» **Directive**:
Reproduce each line that includes the word "Practice".

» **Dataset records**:
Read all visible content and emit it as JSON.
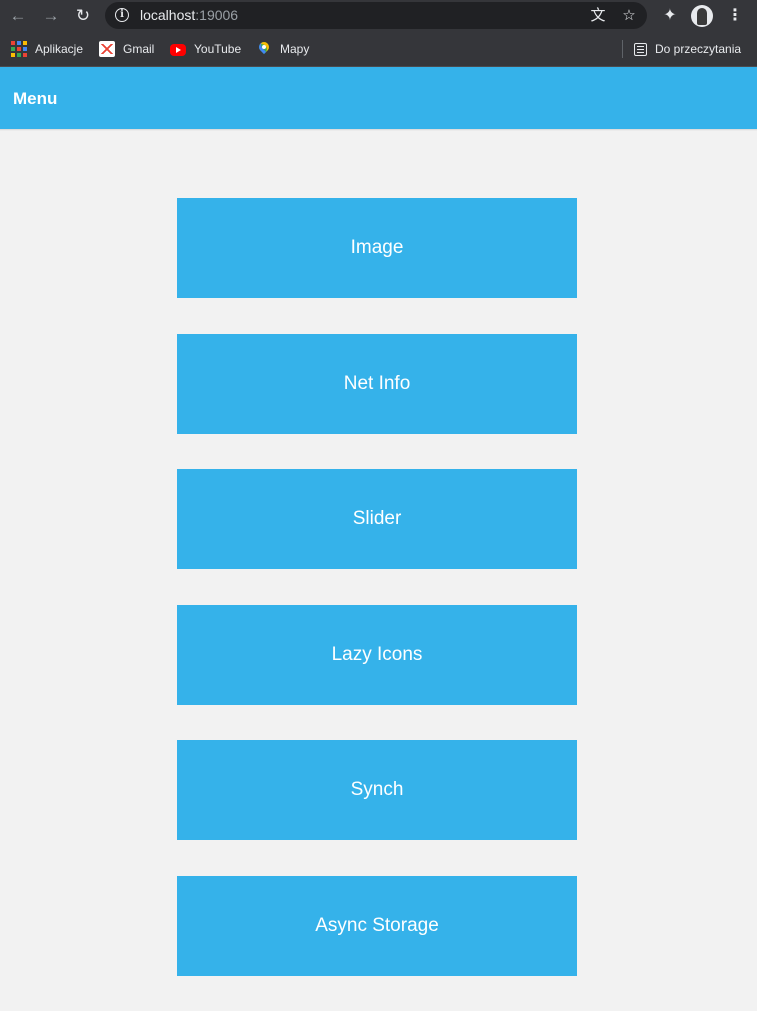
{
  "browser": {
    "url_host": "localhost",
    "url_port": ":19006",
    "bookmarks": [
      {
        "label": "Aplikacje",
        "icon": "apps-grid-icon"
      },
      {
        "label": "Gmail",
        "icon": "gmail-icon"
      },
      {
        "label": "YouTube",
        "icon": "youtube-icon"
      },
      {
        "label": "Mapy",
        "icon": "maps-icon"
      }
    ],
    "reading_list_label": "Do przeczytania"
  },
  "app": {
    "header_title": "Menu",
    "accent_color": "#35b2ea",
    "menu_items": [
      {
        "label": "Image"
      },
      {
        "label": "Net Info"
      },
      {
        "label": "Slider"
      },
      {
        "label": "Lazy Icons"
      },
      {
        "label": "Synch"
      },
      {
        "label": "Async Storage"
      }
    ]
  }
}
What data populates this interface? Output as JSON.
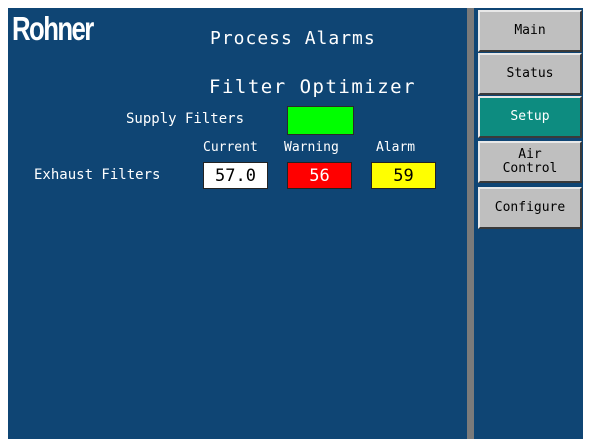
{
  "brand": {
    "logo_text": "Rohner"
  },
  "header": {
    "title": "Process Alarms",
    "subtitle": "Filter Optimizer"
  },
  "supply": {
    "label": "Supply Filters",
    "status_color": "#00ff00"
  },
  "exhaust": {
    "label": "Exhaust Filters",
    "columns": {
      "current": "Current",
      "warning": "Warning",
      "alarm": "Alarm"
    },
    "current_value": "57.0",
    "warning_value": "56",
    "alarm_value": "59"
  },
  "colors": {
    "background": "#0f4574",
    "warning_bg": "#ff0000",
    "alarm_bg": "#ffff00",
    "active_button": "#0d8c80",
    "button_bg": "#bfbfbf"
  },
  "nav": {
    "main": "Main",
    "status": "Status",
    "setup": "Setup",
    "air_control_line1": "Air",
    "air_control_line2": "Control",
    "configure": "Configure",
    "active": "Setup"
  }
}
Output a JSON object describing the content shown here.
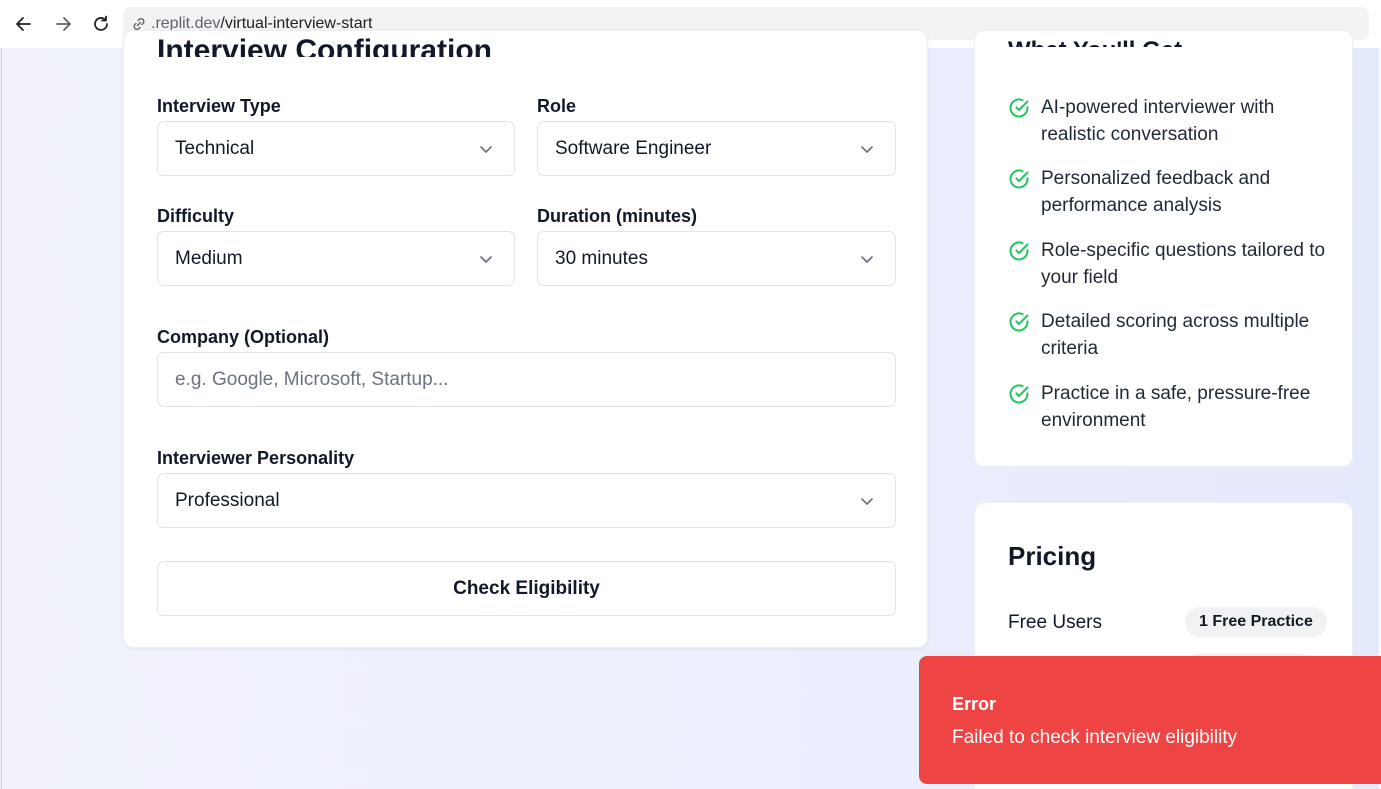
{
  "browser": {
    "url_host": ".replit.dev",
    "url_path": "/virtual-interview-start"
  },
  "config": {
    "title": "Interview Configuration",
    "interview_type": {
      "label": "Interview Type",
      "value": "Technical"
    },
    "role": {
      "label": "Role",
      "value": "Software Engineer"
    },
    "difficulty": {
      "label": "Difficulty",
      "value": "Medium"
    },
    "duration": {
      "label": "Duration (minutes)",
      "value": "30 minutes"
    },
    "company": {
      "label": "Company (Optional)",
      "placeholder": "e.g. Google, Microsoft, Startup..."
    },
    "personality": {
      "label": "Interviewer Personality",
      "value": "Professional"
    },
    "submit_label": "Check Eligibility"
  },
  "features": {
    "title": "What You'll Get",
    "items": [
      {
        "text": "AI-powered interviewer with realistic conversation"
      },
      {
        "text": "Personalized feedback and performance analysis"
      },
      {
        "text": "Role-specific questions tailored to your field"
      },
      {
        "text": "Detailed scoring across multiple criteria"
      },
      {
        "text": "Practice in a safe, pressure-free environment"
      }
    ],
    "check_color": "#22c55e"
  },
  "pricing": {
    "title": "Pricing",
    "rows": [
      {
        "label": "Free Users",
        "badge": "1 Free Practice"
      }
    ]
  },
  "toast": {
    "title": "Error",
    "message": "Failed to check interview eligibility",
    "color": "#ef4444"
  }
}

==

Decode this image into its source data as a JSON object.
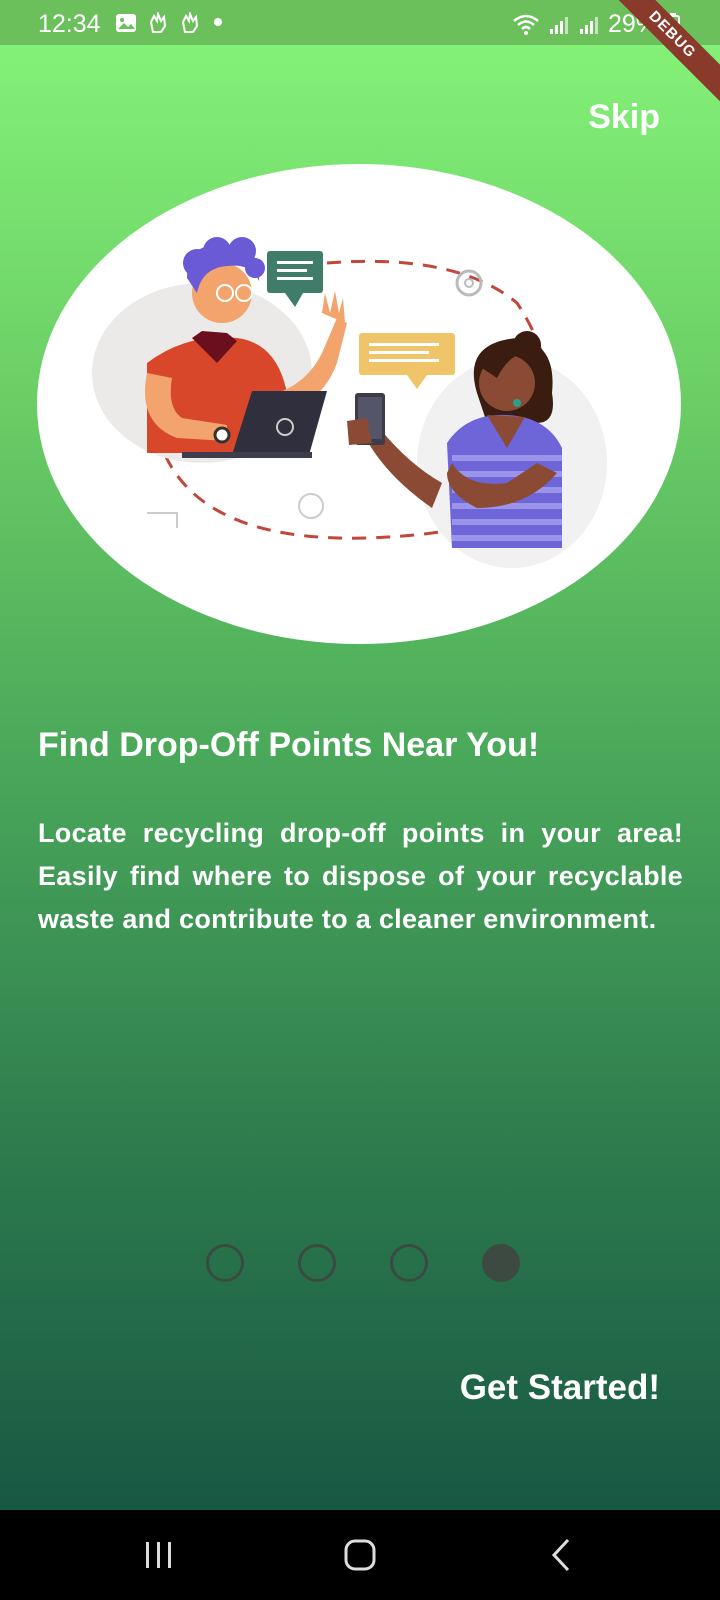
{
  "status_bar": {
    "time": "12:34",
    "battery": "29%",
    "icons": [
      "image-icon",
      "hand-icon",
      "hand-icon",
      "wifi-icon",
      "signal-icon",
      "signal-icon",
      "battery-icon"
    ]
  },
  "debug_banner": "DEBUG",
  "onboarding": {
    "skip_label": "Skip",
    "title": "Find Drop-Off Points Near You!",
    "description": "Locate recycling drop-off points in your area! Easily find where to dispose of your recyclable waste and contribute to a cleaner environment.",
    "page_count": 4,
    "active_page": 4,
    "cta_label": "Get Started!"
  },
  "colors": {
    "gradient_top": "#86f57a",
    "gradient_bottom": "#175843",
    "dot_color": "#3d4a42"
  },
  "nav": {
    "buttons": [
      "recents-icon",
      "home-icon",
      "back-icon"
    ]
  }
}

...

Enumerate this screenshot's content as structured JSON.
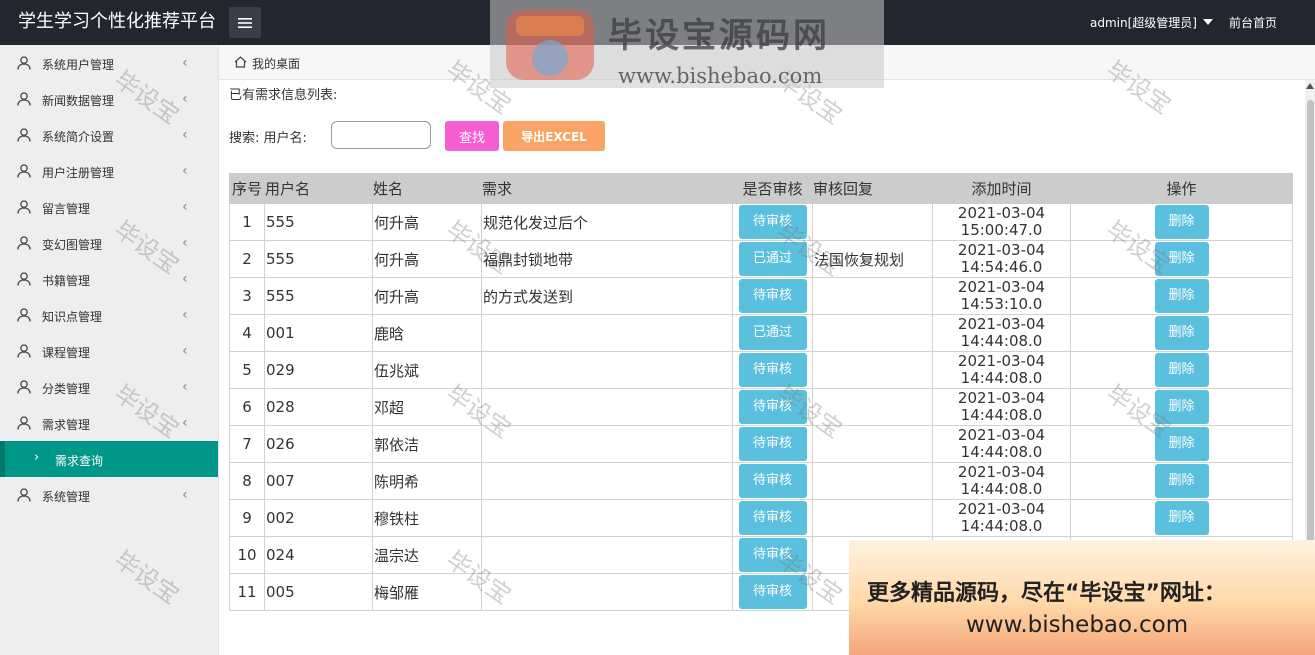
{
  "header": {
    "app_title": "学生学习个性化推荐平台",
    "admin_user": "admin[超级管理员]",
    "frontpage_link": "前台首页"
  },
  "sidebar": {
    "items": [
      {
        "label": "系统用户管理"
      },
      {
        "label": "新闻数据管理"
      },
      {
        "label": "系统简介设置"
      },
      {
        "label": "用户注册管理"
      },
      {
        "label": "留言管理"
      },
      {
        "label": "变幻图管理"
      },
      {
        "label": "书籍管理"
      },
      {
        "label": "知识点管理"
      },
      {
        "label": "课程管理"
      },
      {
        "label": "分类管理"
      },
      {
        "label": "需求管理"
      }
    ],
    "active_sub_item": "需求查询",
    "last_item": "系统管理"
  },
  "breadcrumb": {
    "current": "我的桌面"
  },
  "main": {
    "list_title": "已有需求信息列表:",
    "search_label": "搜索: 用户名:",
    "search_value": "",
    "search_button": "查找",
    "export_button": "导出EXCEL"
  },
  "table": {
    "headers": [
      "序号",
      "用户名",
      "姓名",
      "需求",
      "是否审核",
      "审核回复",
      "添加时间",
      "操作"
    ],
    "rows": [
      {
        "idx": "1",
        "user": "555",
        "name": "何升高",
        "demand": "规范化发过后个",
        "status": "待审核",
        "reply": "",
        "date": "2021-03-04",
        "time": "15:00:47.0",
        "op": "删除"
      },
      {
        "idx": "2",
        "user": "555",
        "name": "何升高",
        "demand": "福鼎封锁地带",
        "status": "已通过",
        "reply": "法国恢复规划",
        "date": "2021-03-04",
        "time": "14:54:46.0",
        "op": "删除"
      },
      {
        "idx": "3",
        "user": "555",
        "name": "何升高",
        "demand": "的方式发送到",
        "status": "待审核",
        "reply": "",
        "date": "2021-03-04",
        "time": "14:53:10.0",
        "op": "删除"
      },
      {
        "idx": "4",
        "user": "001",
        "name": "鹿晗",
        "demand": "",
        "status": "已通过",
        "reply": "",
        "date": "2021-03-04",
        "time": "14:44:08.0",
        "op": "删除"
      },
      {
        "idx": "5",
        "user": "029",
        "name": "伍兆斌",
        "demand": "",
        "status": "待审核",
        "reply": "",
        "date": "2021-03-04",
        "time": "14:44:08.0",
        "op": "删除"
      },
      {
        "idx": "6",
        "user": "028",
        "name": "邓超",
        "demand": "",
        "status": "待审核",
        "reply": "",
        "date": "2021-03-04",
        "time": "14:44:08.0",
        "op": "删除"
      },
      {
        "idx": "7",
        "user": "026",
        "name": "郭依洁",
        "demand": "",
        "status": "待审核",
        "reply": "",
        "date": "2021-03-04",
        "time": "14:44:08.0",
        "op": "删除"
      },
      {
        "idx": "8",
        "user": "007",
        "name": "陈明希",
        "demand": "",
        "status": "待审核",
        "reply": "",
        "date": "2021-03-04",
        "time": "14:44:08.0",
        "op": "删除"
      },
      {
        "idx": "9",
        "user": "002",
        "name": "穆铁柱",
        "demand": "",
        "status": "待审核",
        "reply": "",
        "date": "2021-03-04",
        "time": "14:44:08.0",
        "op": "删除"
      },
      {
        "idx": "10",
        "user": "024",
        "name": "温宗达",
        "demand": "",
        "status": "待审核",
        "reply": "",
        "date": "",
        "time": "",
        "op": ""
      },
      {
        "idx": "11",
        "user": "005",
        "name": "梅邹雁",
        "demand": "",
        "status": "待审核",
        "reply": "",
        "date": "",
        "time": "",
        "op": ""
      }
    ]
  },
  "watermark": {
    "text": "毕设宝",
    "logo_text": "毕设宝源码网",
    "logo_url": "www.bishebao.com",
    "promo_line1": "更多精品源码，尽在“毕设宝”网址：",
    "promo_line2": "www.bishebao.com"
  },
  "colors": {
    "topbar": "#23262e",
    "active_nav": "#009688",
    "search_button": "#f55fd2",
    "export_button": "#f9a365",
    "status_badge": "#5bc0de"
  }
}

» **Exercise result**:
        "text": "Practice in a safe, pressure-free environment"
        "badge": "1 Free Practice"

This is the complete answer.